> Text for analysis

══════════════════════════════

Early New Year’s Resolution

How’s this for a lack of procrastination? I’m posting my New Year’s Resolution in early December.

As Resolutions go, it’s not much.  All my life, I’ve set goals and standards for myself; and I continue to work hard to try to meet these benchmarks. So why feel guilty when I’ve fallen short? While I’m obviously still too immature to be content in accepting that it’s the process that matters, I should have at least grown enough to acknowledge that lack of attainment is no reason for self-castigation.

So, to kick off 2014, I’ve decided to take that first step and eliminate gratuitous self-reproach from my life. Starting with a statement about blogging.

If you’re reading this, then you’ve already noticed that I don’t blog regularly. And that I periodically apologize for this. Why? Fact is, this state of being isn’t likely to change. I’m not a speedy writer. Any blog that I do write requires a decent chunk of time to draft, as well as surprising large time-&-effort to shift my focus away from whatever WIP otherwise currently holds my attention.  Moreover, there a zillion blogs out there already, and no one’s life is depending on the contents of mine. Why beat myself up over not sustaining a spurious schedule?

It’s just too tough to blog for the sake of blogging. I only want to post occasionally, when I have something I honestly feel compelled to share.  And you know what? That’s okay. If you’re one of my readers, I’d hope you’d rather have me finishing stories. Well, whether or not you would, I would; and I’ve decided that’s okay, too. We’re only immortal through the memories we leave behind. As a writer, what I want to leave behind, for better or worse, are my stories.

So I don’t know when I’ll be posting to this page again. It might be weeks, it may be months.  Whenever it is, there won’t be any apologies or explanations attached.

Until then, I wish all of you a very happy new year. And may all your resolutions be as liberating as mine!

What is it about playlists?

Today I put together a playlist for the current WIP.

══════════════════════════════

Document structure recognition data:

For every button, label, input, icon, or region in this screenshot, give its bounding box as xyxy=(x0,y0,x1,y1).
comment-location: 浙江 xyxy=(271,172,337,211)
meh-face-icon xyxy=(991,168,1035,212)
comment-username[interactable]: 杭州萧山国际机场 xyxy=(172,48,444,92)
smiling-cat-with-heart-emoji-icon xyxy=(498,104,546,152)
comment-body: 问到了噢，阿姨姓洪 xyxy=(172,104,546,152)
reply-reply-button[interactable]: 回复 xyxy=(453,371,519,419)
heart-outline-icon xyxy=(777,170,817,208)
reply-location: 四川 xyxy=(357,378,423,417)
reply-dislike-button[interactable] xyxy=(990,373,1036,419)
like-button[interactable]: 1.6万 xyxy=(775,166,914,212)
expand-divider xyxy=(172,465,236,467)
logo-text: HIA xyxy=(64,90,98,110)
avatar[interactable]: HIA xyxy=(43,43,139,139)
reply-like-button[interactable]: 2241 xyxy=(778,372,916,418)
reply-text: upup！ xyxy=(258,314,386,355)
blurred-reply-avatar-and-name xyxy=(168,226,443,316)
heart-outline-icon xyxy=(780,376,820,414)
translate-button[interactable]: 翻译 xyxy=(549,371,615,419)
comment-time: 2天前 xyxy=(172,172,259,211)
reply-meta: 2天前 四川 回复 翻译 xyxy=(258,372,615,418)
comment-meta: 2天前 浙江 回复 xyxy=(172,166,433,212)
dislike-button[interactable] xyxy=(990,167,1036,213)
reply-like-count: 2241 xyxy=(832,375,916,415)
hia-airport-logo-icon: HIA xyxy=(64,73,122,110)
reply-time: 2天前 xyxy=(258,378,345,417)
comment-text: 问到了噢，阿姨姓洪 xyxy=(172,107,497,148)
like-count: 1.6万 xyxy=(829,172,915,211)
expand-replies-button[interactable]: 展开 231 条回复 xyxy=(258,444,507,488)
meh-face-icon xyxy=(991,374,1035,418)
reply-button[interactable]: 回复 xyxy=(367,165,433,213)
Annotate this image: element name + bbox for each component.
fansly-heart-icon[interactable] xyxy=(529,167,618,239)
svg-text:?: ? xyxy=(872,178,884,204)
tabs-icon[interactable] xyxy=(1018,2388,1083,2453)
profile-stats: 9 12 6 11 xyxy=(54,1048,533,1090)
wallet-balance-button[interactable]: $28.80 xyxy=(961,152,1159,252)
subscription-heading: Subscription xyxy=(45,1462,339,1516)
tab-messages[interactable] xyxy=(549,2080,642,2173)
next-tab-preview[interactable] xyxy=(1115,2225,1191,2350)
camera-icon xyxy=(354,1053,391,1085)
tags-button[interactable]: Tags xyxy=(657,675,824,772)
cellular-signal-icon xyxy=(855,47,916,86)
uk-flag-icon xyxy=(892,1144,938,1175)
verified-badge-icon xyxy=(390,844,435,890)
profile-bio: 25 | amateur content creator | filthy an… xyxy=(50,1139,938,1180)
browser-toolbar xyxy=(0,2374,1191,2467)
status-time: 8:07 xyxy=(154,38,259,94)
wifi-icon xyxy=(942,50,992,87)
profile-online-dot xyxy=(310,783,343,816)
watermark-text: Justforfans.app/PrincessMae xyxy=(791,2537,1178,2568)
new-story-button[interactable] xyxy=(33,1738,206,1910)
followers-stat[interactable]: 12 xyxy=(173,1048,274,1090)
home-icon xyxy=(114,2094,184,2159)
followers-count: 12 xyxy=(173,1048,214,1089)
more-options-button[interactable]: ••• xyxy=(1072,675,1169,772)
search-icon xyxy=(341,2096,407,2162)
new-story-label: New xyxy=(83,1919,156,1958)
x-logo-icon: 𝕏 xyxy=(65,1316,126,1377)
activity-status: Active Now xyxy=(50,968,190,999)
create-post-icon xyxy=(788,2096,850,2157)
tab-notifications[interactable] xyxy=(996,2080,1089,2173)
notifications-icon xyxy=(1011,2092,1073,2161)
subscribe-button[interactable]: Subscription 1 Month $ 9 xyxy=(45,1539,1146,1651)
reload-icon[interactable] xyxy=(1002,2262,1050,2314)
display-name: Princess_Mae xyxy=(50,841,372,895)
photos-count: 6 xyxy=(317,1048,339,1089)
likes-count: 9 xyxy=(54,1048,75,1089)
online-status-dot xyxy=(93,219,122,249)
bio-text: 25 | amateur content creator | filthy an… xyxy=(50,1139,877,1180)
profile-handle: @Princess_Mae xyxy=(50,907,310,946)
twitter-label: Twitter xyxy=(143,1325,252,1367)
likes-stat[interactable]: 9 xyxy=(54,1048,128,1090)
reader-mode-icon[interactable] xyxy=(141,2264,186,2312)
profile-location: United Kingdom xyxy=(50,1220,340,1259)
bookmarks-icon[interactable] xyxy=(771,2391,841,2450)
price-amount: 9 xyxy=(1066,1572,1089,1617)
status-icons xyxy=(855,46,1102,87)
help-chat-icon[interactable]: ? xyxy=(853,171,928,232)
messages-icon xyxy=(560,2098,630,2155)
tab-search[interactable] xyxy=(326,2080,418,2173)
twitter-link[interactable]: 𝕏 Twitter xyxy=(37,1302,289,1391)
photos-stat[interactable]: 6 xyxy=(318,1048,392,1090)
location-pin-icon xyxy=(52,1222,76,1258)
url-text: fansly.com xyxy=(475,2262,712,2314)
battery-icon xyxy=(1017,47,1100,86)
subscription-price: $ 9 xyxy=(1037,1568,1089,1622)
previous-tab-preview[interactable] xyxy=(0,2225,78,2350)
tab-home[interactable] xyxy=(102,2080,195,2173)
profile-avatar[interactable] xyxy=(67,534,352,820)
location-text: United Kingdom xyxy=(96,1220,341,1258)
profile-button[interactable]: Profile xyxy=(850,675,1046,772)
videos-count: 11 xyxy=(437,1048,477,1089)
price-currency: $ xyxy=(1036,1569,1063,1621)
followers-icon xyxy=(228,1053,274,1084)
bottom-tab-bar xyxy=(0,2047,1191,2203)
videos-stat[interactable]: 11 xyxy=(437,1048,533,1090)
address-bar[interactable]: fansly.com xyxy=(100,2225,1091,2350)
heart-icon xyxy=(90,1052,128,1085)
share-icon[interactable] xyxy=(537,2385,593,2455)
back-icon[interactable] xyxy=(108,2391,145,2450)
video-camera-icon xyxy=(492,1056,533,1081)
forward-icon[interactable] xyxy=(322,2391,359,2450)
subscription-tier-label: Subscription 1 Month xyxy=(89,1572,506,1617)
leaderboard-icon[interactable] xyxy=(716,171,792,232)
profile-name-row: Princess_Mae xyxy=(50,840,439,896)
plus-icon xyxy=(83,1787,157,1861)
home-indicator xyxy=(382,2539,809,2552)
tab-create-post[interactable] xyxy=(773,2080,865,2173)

══════════════════════════════

> Exercise instructions
**A)** In the New Year's resolution post, when is the writer posting the resolution?
**B)** From the paragraph of the New Year's resolution post that begins "If you're reading this," list each reason the writer gives for not blogging regularly.
Work only from the New Year's resolution post and disregard the data.

> Solutions to the exercise
**A)** In early December.

**B)**
- The writer is not a speedy writer.
- Any blog post requires a decent chunk of time to draft.
- It takes surprisingly large time and effort to shift focus away from the current WIP.
- There are a zillion blogs out there already.
- No one's life depends on the contents of the writer's blog.